* Records provided
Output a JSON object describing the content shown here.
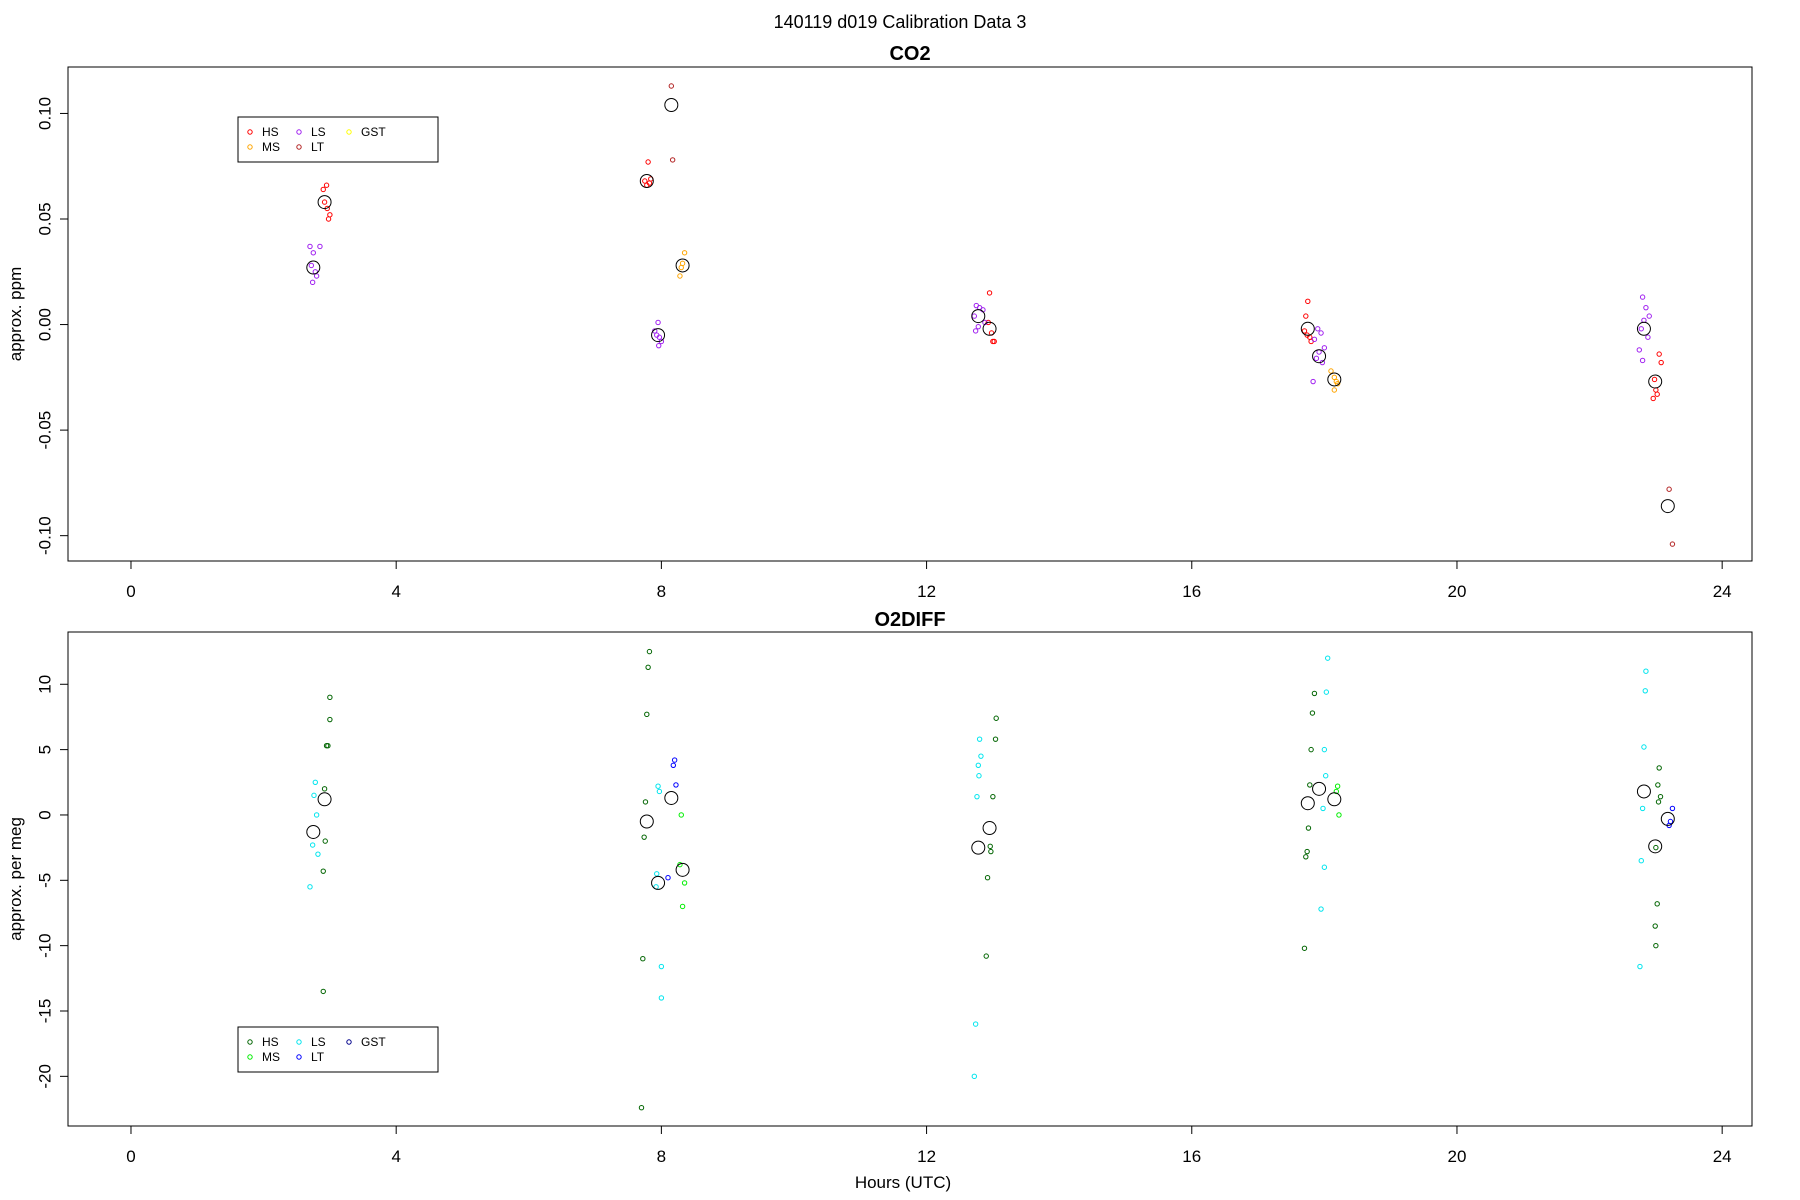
{
  "figure": {
    "title": "140119   d019   Calibration Data 3",
    "xlabel": "Hours (UTC)"
  },
  "chart_data": [
    {
      "type": "scatter",
      "title": "CO2",
      "xlabel": "",
      "ylabel": "approx. ppm",
      "xlim": [
        -0.95,
        24.45
      ],
      "ylim": [
        -0.112,
        0.122
      ],
      "x_ticks": [
        0,
        4,
        8,
        12,
        16,
        20,
        24
      ],
      "y_ticks": [
        -0.1,
        -0.05,
        0.0,
        0.05,
        0.1
      ],
      "y_tick_labels": [
        "-0.10",
        "-0.05",
        "0.00",
        "0.05",
        "0.10"
      ],
      "grid": false,
      "legend": {
        "placement": "top-left",
        "entries": [
          {
            "label": "HS",
            "color": "#ff0000"
          },
          {
            "label": "MS",
            "color": "#ffa500"
          },
          {
            "label": "LS",
            "color": "#a020f0"
          },
          {
            "label": "LT",
            "color": "#b22222"
          },
          {
            "label": "GST",
            "color": "#ffff00"
          }
        ]
      },
      "series": [
        {
          "name": "HS",
          "color": "#ff0000",
          "points": [
            [
              2.95,
              0.066
            ],
            [
              2.9,
              0.064
            ],
            [
              2.92,
              0.058
            ],
            [
              2.96,
              0.055
            ],
            [
              3.0,
              0.052
            ],
            [
              2.98,
              0.05
            ],
            [
              7.8,
              0.077
            ],
            [
              7.75,
              0.068
            ],
            [
              7.78,
              0.066
            ],
            [
              7.82,
              0.067
            ],
            [
              7.84,
              0.069
            ],
            [
              12.95,
              0.015
            ],
            [
              12.93,
              0.001
            ],
            [
              12.98,
              -0.004
            ],
            [
              13.0,
              -0.008
            ],
            [
              13.02,
              -0.008
            ],
            [
              17.75,
              0.011
            ],
            [
              17.72,
              0.004
            ],
            [
              17.7,
              -0.003
            ],
            [
              17.74,
              -0.005
            ],
            [
              17.78,
              -0.006
            ],
            [
              17.8,
              -0.008
            ],
            [
              23.05,
              -0.014
            ],
            [
              23.08,
              -0.018
            ],
            [
              22.98,
              -0.026
            ],
            [
              23.0,
              -0.031
            ],
            [
              23.02,
              -0.033
            ],
            [
              22.96,
              -0.035
            ]
          ]
        },
        {
          "name": "MS",
          "color": "#ffa500",
          "points": [
            [
              8.35,
              0.034
            ],
            [
              8.32,
              0.029
            ],
            [
              8.3,
              0.027
            ],
            [
              8.28,
              0.023
            ],
            [
              18.1,
              -0.022
            ],
            [
              18.15,
              -0.025
            ],
            [
              18.18,
              -0.027
            ],
            [
              18.2,
              -0.028
            ],
            [
              18.15,
              -0.031
            ]
          ]
        },
        {
          "name": "LS",
          "color": "#a020f0",
          "points": [
            [
              2.7,
              0.037
            ],
            [
              2.85,
              0.037
            ],
            [
              2.75,
              0.034
            ],
            [
              2.72,
              0.028
            ],
            [
              2.78,
              0.025
            ],
            [
              2.8,
              0.023
            ],
            [
              2.74,
              0.02
            ],
            [
              7.95,
              0.001
            ],
            [
              7.9,
              -0.003
            ],
            [
              7.93,
              -0.005
            ],
            [
              7.97,
              -0.006
            ],
            [
              8.0,
              -0.008
            ],
            [
              7.96,
              -0.01
            ],
            [
              12.75,
              0.009
            ],
            [
              12.8,
              0.008
            ],
            [
              12.85,
              0.007
            ],
            [
              12.72,
              0.004
            ],
            [
              12.88,
              0.001
            ],
            [
              12.78,
              -0.001
            ],
            [
              12.74,
              -0.003
            ],
            [
              17.9,
              -0.002
            ],
            [
              17.95,
              -0.004
            ],
            [
              17.85,
              -0.007
            ],
            [
              18.0,
              -0.011
            ],
            [
              17.92,
              -0.013
            ],
            [
              17.88,
              -0.016
            ],
            [
              17.97,
              -0.018
            ],
            [
              17.83,
              -0.027
            ],
            [
              22.8,
              0.013
            ],
            [
              22.85,
              0.008
            ],
            [
              22.9,
              0.004
            ],
            [
              22.82,
              0.002
            ],
            [
              22.78,
              -0.002
            ],
            [
              22.88,
              -0.006
            ],
            [
              22.75,
              -0.012
            ],
            [
              22.8,
              -0.017
            ]
          ]
        },
        {
          "name": "LT",
          "color": "#b22222",
          "points": [
            [
              8.15,
              0.113
            ],
            [
              8.17,
              0.078
            ],
            [
              23.2,
              -0.078
            ],
            [
              23.25,
              -0.104
            ]
          ]
        },
        {
          "name": "GST",
          "color": "#ffff00",
          "points": []
        }
      ],
      "means": [
        [
          2.75,
          0.027
        ],
        [
          2.92,
          0.058
        ],
        [
          7.78,
          0.068
        ],
        [
          7.95,
          -0.005
        ],
        [
          8.15,
          0.104
        ],
        [
          8.32,
          0.028
        ],
        [
          12.78,
          0.004
        ],
        [
          12.95,
          -0.002
        ],
        [
          17.75,
          -0.002
        ],
        [
          17.92,
          -0.015
        ],
        [
          18.15,
          -0.026
        ],
        [
          22.82,
          -0.002
        ],
        [
          22.99,
          -0.027
        ],
        [
          23.18,
          -0.086
        ]
      ]
    },
    {
      "type": "scatter",
      "title": "O2DIFF",
      "xlabel": "Hours (UTC)",
      "ylabel": "approx. per meg",
      "xlim": [
        -0.95,
        24.45
      ],
      "ylim": [
        -23.8,
        14.0
      ],
      "x_ticks": [
        0,
        4,
        8,
        12,
        16,
        20,
        24
      ],
      "y_ticks": [
        -20,
        -15,
        -10,
        -5,
        0,
        5,
        10
      ],
      "y_tick_labels": [
        "-20",
        "-15",
        "-10",
        "-5",
        "0",
        "5",
        "10"
      ],
      "grid": false,
      "legend": {
        "placement": "bottom-left",
        "entries": [
          {
            "label": "HS",
            "color": "#006400"
          },
          {
            "label": "MS",
            "color": "#00ee00"
          },
          {
            "label": "LS",
            "color": "#00e5ee"
          },
          {
            "label": "LT",
            "color": "#0000ff"
          },
          {
            "label": "GST",
            "color": "#00008b"
          }
        ]
      },
      "series": [
        {
          "name": "HS",
          "color": "#006400",
          "points": [
            [
              3.0,
              9.0
            ],
            [
              3.0,
              7.3
            ],
            [
              2.95,
              5.3
            ],
            [
              2.97,
              5.3
            ],
            [
              2.92,
              2.0
            ],
            [
              2.93,
              -2.0
            ],
            [
              2.9,
              -4.3
            ],
            [
              2.9,
              -13.5
            ],
            [
              7.82,
              12.5
            ],
            [
              7.8,
              11.3
            ],
            [
              7.78,
              7.7
            ],
            [
              7.76,
              1.0
            ],
            [
              7.74,
              -1.7
            ],
            [
              7.72,
              -11.0
            ],
            [
              7.7,
              -22.4
            ],
            [
              13.05,
              7.4
            ],
            [
              13.04,
              5.8
            ],
            [
              13.0,
              1.4
            ],
            [
              12.96,
              -2.4
            ],
            [
              12.97,
              -2.8
            ],
            [
              12.92,
              -4.8
            ],
            [
              12.9,
              -10.8
            ],
            [
              17.85,
              9.3
            ],
            [
              17.82,
              7.8
            ],
            [
              17.8,
              5.0
            ],
            [
              17.78,
              2.3
            ],
            [
              17.76,
              -1.0
            ],
            [
              17.74,
              -2.8
            ],
            [
              17.72,
              -3.2
            ],
            [
              17.7,
              -10.2
            ],
            [
              23.05,
              3.6
            ],
            [
              23.07,
              1.4
            ],
            [
              23.04,
              1.0
            ],
            [
              23.03,
              2.3
            ],
            [
              23.0,
              -2.5
            ],
            [
              23.02,
              -6.8
            ],
            [
              22.99,
              -8.5
            ],
            [
              23.0,
              -10.0
            ]
          ]
        },
        {
          "name": "MS",
          "color": "#00ee00",
          "points": [
            [
              8.3,
              0.0
            ],
            [
              8.28,
              -3.8
            ],
            [
              8.35,
              -5.2
            ],
            [
              8.32,
              -7.0
            ],
            [
              18.2,
              2.2
            ],
            [
              18.18,
              1.8
            ],
            [
              18.22,
              0.0
            ]
          ]
        },
        {
          "name": "LS",
          "color": "#00e5ee",
          "points": [
            [
              2.78,
              2.5
            ],
            [
              2.76,
              1.5
            ],
            [
              2.8,
              0.0
            ],
            [
              2.74,
              -2.3
            ],
            [
              2.82,
              -3.0
            ],
            [
              2.7,
              -5.5
            ],
            [
              7.95,
              2.2
            ],
            [
              7.97,
              1.8
            ],
            [
              7.93,
              -4.5
            ],
            [
              7.92,
              -5.5
            ],
            [
              8.0,
              -11.6
            ],
            [
              8.0,
              -14.0
            ],
            [
              12.8,
              5.8
            ],
            [
              12.82,
              4.5
            ],
            [
              12.78,
              3.8
            ],
            [
              12.79,
              3.0
            ],
            [
              12.76,
              1.4
            ],
            [
              12.74,
              -16.0
            ],
            [
              12.72,
              -20.0
            ],
            [
              18.05,
              12.0
            ],
            [
              18.03,
              9.4
            ],
            [
              18.0,
              5.0
            ],
            [
              18.02,
              3.0
            ],
            [
              17.98,
              0.5
            ],
            [
              18.0,
              -4.0
            ],
            [
              17.95,
              -7.2
            ],
            [
              22.85,
              11.0
            ],
            [
              22.84,
              9.5
            ],
            [
              22.82,
              5.2
            ],
            [
              22.8,
              0.5
            ],
            [
              22.78,
              -3.5
            ],
            [
              22.76,
              -11.6
            ]
          ]
        },
        {
          "name": "LT",
          "color": "#0000ff",
          "points": [
            [
              8.2,
              4.2
            ],
            [
              8.18,
              3.8
            ],
            [
              8.22,
              2.3
            ],
            [
              8.1,
              -4.8
            ],
            [
              23.25,
              0.5
            ],
            [
              23.22,
              -0.5
            ],
            [
              23.2,
              -0.8
            ]
          ]
        },
        {
          "name": "GST",
          "color": "#00008b",
          "points": []
        }
      ],
      "means": [
        [
          2.75,
          -1.3
        ],
        [
          2.92,
          1.2
        ],
        [
          7.78,
          -0.5
        ],
        [
          7.95,
          -5.2
        ],
        [
          8.15,
          1.3
        ],
        [
          8.32,
          -4.2
        ],
        [
          12.78,
          -2.5
        ],
        [
          12.95,
          -1.0
        ],
        [
          17.75,
          0.9
        ],
        [
          17.92,
          2.0
        ],
        [
          18.15,
          1.2
        ],
        [
          22.82,
          1.8
        ],
        [
          22.99,
          -2.4
        ],
        [
          23.18,
          -0.3
        ]
      ]
    }
  ]
}
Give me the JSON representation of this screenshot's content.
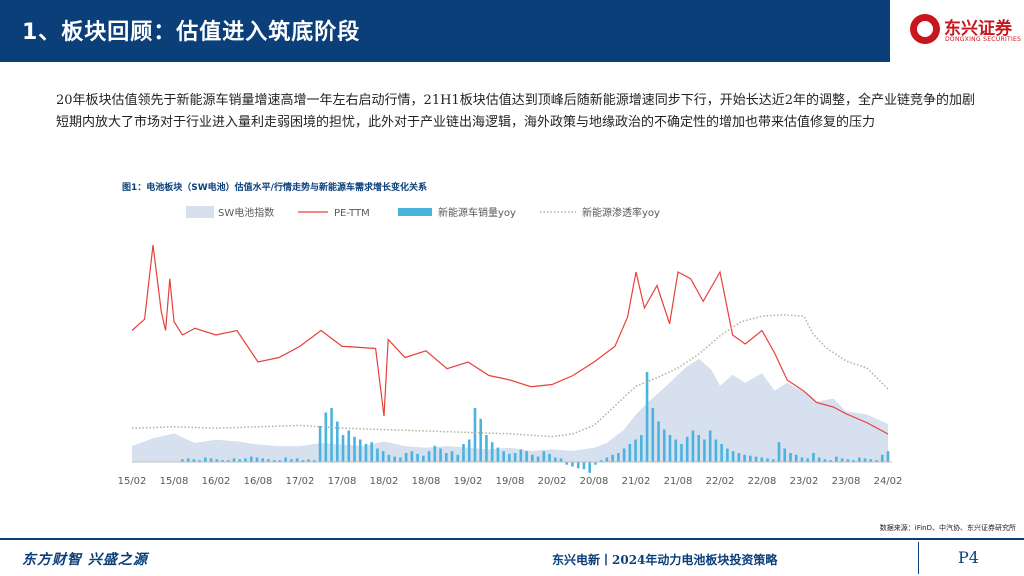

* Stated problem
Extract every line from the records above that contains the word "title".

* Exercise response
    "title": "140119   d019   Calibration Data 3",
      "title": "CO2",
      "title": "O2DIFF",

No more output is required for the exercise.